== RECORD SET ==
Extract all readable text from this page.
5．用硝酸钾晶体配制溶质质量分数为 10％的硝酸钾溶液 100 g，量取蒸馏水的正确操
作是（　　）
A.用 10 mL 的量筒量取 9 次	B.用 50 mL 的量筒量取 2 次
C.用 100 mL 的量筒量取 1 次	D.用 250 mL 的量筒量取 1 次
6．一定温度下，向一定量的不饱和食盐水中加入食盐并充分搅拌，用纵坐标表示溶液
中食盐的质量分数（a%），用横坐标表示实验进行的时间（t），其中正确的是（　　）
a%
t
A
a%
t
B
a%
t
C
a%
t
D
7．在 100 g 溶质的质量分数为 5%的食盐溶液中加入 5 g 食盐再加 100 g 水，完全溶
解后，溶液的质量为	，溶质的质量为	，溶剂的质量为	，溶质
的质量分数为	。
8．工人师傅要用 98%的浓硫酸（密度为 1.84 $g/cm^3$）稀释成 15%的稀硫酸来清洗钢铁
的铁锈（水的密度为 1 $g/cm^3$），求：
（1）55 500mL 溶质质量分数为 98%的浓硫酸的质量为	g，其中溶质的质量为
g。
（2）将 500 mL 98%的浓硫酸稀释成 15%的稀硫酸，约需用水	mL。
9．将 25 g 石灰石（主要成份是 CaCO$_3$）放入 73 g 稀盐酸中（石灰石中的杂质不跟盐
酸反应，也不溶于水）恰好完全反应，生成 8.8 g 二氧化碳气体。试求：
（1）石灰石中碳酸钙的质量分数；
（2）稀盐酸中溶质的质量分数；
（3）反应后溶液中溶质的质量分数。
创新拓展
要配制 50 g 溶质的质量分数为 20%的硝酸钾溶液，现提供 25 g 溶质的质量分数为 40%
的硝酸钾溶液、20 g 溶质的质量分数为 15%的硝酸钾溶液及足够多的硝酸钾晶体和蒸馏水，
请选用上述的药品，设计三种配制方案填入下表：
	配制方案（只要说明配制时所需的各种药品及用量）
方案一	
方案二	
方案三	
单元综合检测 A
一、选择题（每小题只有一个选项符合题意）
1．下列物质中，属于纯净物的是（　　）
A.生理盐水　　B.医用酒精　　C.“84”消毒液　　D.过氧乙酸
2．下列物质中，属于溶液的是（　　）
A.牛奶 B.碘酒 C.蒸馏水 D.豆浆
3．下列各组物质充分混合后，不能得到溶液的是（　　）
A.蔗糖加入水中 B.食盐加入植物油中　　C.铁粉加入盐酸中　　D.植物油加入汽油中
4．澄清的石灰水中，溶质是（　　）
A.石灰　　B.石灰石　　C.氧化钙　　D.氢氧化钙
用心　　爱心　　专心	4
===
[PROBLEM] Give the count of lines in the listing that hold the word "溶质的质量分数为", with no other text.

[CORRECT RESULT] 3